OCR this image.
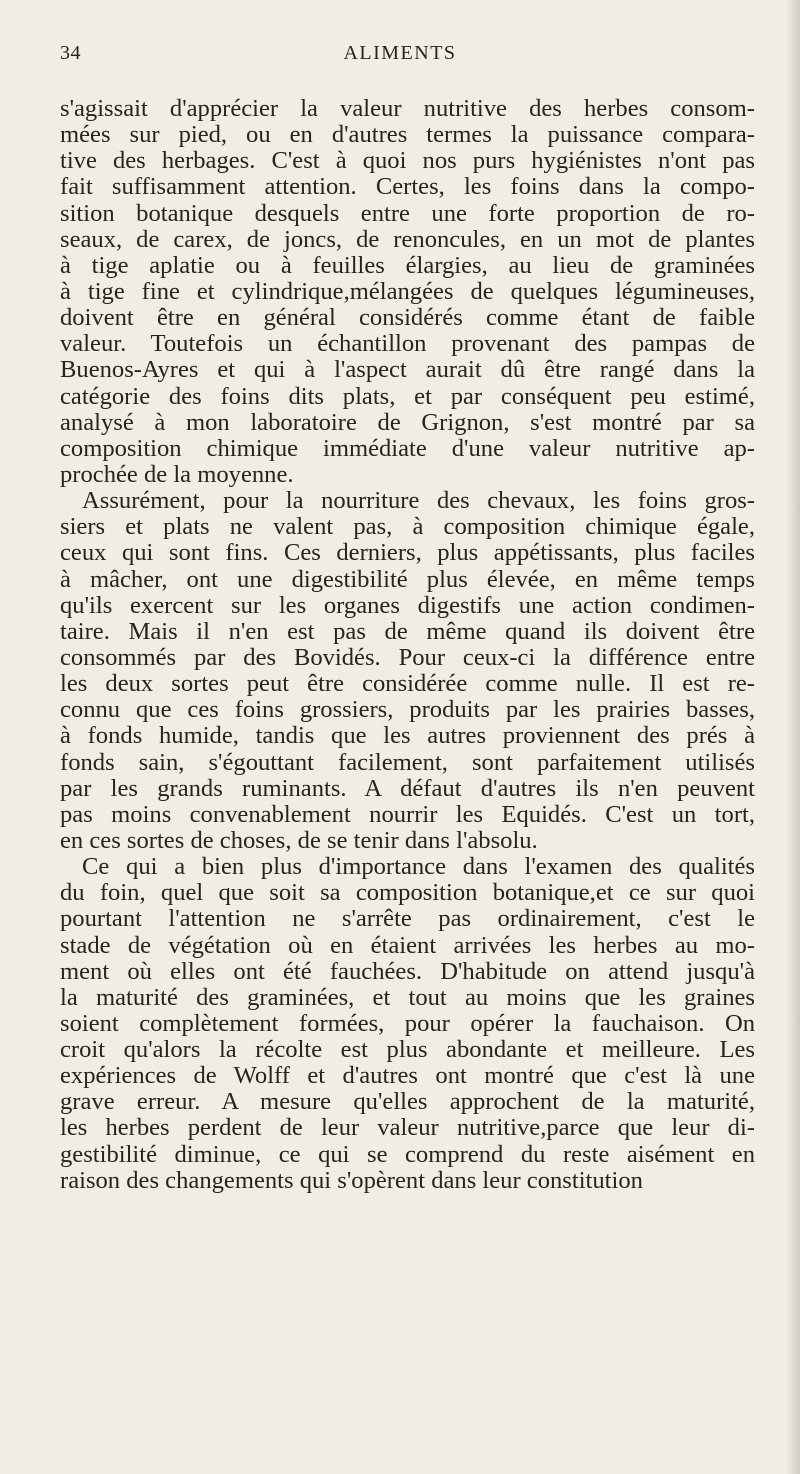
34	ALIMENTS
s'agissait d'apprécier la valeur nutritive des herbes consom-
mées sur pied, ou en d'autres termes la puissance compara-
tive des herbages. C'est à quoi nos purs hygiénistes n'ont pas
fait suffisamment attention. Certes, les foins dans la compo-
sition botanique desquels entre une forte proportion de ro-
seaux, de carex, de joncs, de renoncules, en un mot de plantes
à tige aplatie ou à feuilles élargies, au lieu de graminées
à tige fine et cylindrique,mélangées de quelques légumineuses,
doivent être en général considérés comme étant de faible
valeur. Toutefois un échantillon provenant des pampas de
Buenos-Ayres et qui à l'aspect aurait dû être rangé dans la
catégorie des foins dits plats, et par conséquent peu estimé,
analysé à mon laboratoire de Grignon, s'est montré par sa
composition chimique immédiate d'une valeur nutritive ap-
prochée de la moyenne.
Assurément, pour la nourriture des chevaux, les foins gros-
siers et plats ne valent pas, à composition chimique égale,
ceux qui sont fins. Ces derniers, plus appétissants, plus faciles
à mâcher, ont une digestibilité plus élevée, en même temps
qu'ils exercent sur les organes digestifs une action condimen-
taire. Mais il n'en est pas de même quand ils doivent être
consommés par des Bovidés. Pour ceux-ci la différence entre
les deux sortes peut être considérée comme nulle. Il est re-
connu que ces foins grossiers, produits par les prairies basses,
à fonds humide, tandis que les autres proviennent des prés à
fonds sain, s'égouttant facilement, sont parfaitement utilisés
par les grands ruminants. A défaut d'autres ils n'en peuvent
pas moins convenablement nourrir les Equidés. C'est un tort,
en ces sortes de choses, de se tenir dans l'absolu.
Ce qui a bien plus d'importance dans l'examen des qualités
du foin, quel que soit sa composition botanique,et ce sur quoi
pourtant l'attention ne s'arrête pas ordinairement, c'est le
stade de végétation où en étaient arrivées les herbes au mo-
ment où elles ont été fauchées. D'habitude on attend jusqu'à
la maturité des graminées, et tout au moins que les graines
soient complètement formées, pour opérer la fauchaison. On
croit qu'alors la récolte est plus abondante et meilleure. Les
expériences de Wolff et d'autres ont montré que c'est là une
grave erreur. A mesure qu'elles approchent de la maturité,
les herbes perdent de leur valeur nutritive,parce que leur di-
gestibilité diminue, ce qui se comprend du reste aisément en
raison des changements qui s'opèrent dans leur constitution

+-------+

* [GIVEN PROBLEM]: Give the number of lines above that hold the word "botanique", and nothing more.

* [EXERCISE ANSWER]: 2